§ **Given records**
------------------------------------------------
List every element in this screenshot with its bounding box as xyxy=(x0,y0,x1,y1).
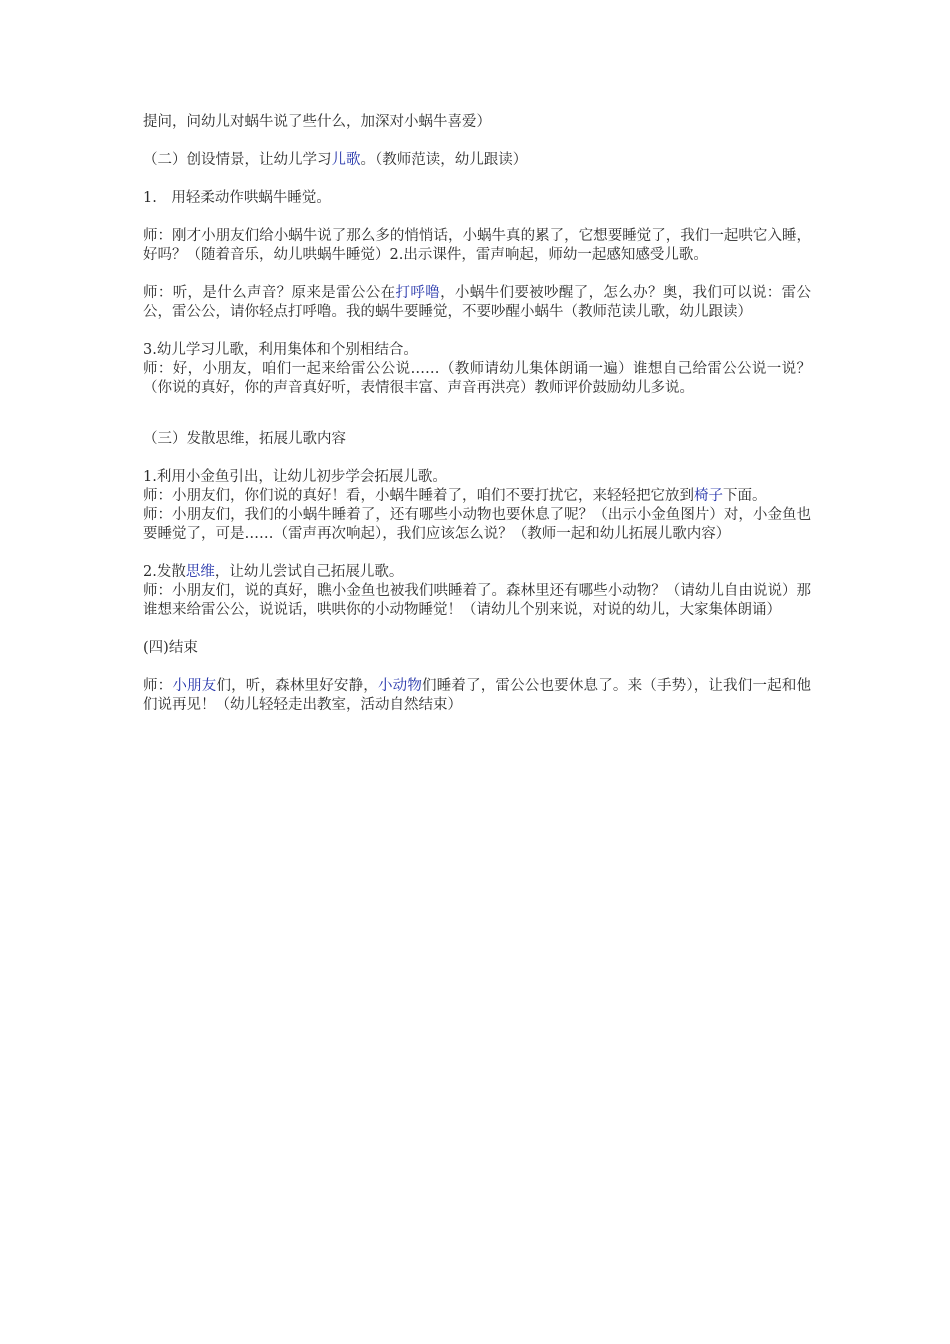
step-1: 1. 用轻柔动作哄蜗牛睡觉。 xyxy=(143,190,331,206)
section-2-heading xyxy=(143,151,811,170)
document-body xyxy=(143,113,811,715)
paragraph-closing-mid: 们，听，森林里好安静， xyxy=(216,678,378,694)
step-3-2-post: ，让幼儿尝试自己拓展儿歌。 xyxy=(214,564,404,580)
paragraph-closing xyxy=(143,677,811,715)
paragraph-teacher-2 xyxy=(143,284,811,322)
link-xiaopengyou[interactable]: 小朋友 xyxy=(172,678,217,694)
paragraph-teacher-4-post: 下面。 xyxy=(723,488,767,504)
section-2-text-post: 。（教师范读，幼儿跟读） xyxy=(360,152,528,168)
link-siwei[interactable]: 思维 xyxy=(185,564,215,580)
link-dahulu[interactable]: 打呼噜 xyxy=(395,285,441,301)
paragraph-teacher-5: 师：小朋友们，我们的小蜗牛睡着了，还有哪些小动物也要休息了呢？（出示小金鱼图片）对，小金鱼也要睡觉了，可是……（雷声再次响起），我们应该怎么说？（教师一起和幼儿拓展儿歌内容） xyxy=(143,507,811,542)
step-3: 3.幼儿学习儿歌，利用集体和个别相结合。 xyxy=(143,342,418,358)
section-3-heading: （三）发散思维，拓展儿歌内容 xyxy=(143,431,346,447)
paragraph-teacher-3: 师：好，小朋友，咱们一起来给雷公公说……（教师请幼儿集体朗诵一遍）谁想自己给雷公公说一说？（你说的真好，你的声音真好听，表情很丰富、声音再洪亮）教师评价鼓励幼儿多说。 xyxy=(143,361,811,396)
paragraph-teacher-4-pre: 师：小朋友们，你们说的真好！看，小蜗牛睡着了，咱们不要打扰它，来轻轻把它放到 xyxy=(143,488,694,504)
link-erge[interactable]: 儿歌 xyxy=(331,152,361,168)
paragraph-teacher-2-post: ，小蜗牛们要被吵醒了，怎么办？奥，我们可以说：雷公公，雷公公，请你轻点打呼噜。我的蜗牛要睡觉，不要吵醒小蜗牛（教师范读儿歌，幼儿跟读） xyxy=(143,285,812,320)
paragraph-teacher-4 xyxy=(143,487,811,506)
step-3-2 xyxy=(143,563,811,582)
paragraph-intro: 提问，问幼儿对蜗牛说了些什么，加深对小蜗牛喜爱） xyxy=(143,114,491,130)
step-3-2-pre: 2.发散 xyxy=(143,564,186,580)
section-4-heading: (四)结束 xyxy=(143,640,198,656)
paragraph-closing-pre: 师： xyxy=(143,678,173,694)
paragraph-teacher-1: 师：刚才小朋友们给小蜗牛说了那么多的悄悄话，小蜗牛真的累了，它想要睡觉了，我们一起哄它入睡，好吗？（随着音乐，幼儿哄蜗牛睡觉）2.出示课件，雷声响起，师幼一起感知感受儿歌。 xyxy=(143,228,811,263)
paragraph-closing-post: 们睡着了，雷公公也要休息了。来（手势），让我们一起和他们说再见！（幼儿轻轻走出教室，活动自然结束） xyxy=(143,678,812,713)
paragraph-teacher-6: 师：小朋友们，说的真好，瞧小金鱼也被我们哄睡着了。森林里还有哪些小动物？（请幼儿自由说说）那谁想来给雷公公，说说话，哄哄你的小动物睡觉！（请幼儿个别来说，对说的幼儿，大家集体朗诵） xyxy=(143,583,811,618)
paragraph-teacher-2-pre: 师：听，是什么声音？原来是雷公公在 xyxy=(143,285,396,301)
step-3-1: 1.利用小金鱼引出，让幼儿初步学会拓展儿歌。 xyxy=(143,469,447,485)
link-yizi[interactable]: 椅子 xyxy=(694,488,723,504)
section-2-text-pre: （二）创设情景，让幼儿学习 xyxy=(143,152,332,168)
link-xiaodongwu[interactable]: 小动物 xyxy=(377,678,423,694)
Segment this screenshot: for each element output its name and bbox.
------------------------------------------------
§ **To be done**
Format every line of the items above as a JSON array of strings, one string per line, with blank lines and the picture omitted.

§ **Exercise output**
[
  "List every element in this screenshot with its bounding box as xyxy=(x0,y0,x1,y1).",
  "step-1: 1. 用轻柔动作哄蜗牛睡觉。 xyxy=(143,190,331,206)",
  "section-2-heading xyxy=(143,151,811,170)",
  "document-body xyxy=(143,113,811,715)",
  "paragraph-closing-mid: 们，听，森林里好安静， xyxy=(216,678,378,694)",
  "step-3-2-post: ，让幼儿尝试自己拓展儿歌。 xyxy=(214,564,404,580)",
  "paragraph-closing xyxy=(143,677,811,715)",
  "paragraph-teacher-2 xyxy=(143,284,811,322)",
  "link-xiaopengyou[interactable]: 小朋友 xyxy=(172,678,217,694)",
  "paragraph-teacher-4-post: 下面。 xyxy=(723,488,767,504)",
  "section-2-text-post: 。（教师范读，幼儿跟读） xyxy=(360,152,528,168)",
  "link-siwei[interactable]: 思维 xyxy=(185,564,215,580)",
  "link-dahulu[interactable]: 打呼噜 xyxy=(395,285,441,301)",
  "paragraph-teacher-5: 师：小朋友们，我们的小蜗牛睡着了，还有哪些小动物也要休息了呢？（出示小金鱼图片）对，小金鱼也要睡觉了，可是……（雷声再次响起），我们应该怎么说？（教师一起和幼儿拓展儿歌内容） xyxy=(143,507,811,542)",
  "step-3: 3.幼儿学习儿歌，利用集体和个别相结合。 xyxy=(143,342,418,358)",
  "section-3-heading: （三）发散思维，拓展儿歌内容 xyxy=(143,431,346,447)",
  "paragraph-teacher-3: 师：好，小朋友，咱们一起来给雷公公说……（教师请幼儿集体朗诵一遍）谁想自己给雷公公说一说？（你说的真好，你的声音真好听，表情很丰富、声音再洪亮）教师评价鼓励幼儿多说。 xyxy=(143,361,811,396)",
  "paragraph-teacher-4-pre: 师：小朋友们，你们说的真好！看，小蜗牛睡着了，咱们不要打扰它，来轻轻把它放到 xyxy=(143,488,694,504)",
  "link-erge[interactable]: 儿歌 xyxy=(331,152,361,168)",
  "paragraph-teacher-2-post: ，小蜗牛们要被吵醒了，怎么办？奥，我们可以说：雷公公，雷公公，请你轻点打呼噜。我的蜗牛要睡觉，不要吵醒小蜗牛（教师范读儿歌，幼儿跟读） xyxy=(143,285,812,320)",
  "paragraph-teacher-4 xyxy=(143,487,811,506)",
  "step-3-2 xyxy=(143,563,811,582)",
  "paragraph-intro: 提问，问幼儿对蜗牛说了些什么，加深对小蜗牛喜爱） xyxy=(143,114,491,130)",
  "step-3-2-pre: 2.发散 xyxy=(143,564,186,580)",
  "section-4-heading: (四)结束 xyxy=(143,640,198,656)",
  "paragraph-closing-pre: 师： xyxy=(143,678,173,694)",
  "paragraph-teacher-1: 师：刚才小朋友们给小蜗牛说了那么多的悄悄话，小蜗牛真的累了，它想要睡觉了，我们一起哄它入睡，好吗？（随着音乐，幼儿哄蜗牛睡觉）2.出示课件，雷声响起，师幼一起感知感受儿歌。 xyxy=(143,228,811,263)",
  "paragraph-closing-post: 们睡着了，雷公公也要休息了。来（手势），让我们一起和他们说再见！（幼儿轻轻走出教室，活动自然结束） xyxy=(143,678,812,713)",
  "paragraph-teacher-6: 师：小朋友们，说的真好，瞧小金鱼也被我们哄睡着了。森林里还有哪些小动物？（请幼儿自由说说）那谁想来给雷公公，说说话，哄哄你的小动物睡觉！（请幼儿个别来说，对说的幼儿，大家集体朗诵） xyxy=(143,583,811,618)",
  "paragraph-teacher-2-pre: 师：听，是什么声音？原来是雷公公在 xyxy=(143,285,396,301)",
  "step-3-1: 1.利用小金鱼引出，让幼儿初步学会拓展儿歌。 xyxy=(143,469,447,485)",
  "link-yizi[interactable]: 椅子 xyxy=(694,488,723,504)",
  "section-2-text-pre: （二）创设情景，让幼儿学习 xyxy=(143,152,332,168)",
  "link-xiaodongwu[interactable]: 小动物 xyxy=(377,678,423,694)",
  "Segment this screenshot: for each element output its name and bbox."
]